What the exercise asks
Transcribe all the records exactly and omit any images they hold.
# # # # #
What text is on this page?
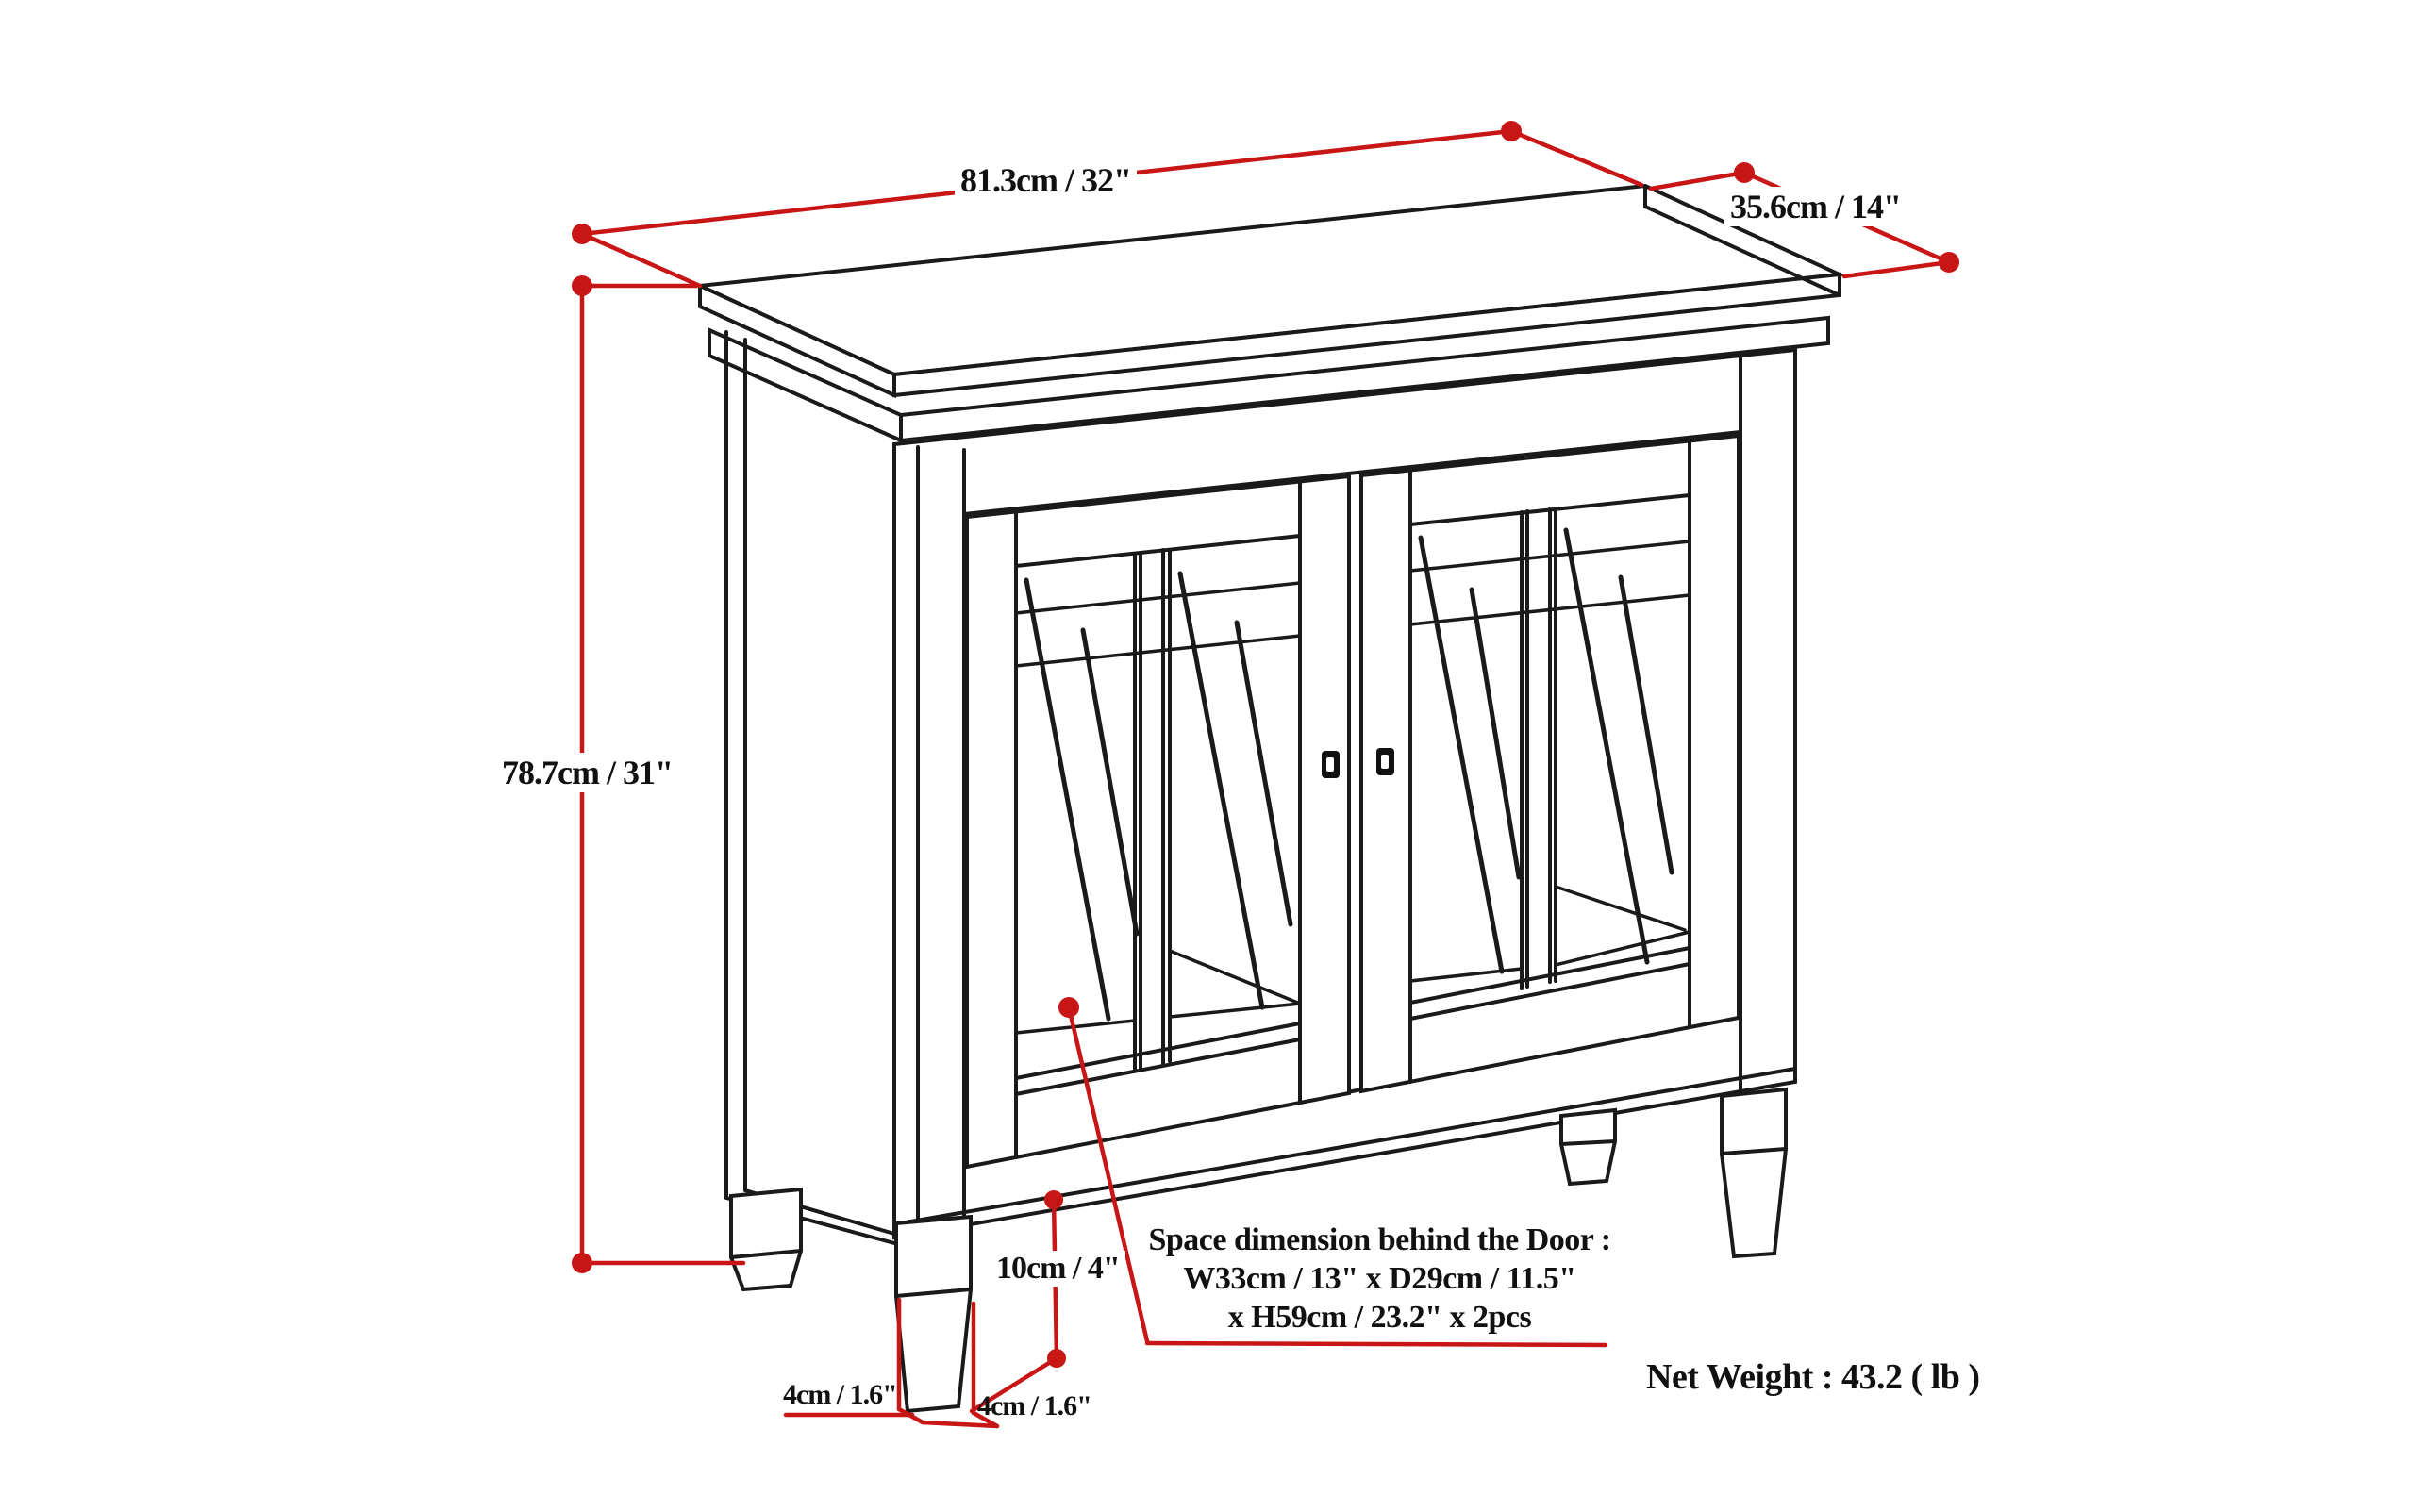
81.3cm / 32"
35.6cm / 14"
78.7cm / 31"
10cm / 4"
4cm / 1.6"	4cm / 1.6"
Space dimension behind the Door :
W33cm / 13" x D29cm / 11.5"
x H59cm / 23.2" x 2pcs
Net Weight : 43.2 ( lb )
# # # # #
Response
What text is on this page?
81.3cm / 32"
35.6cm / 14"
78.7cm / 31"
10cm / 4"
4cm / 1.6"	4cm / 1.6"
Space dimension behind the Door :
W33cm / 13" x D29cm / 11.5"
x H59cm / 23.2" x 2pcs
Net Weight : 43.2 ( lb )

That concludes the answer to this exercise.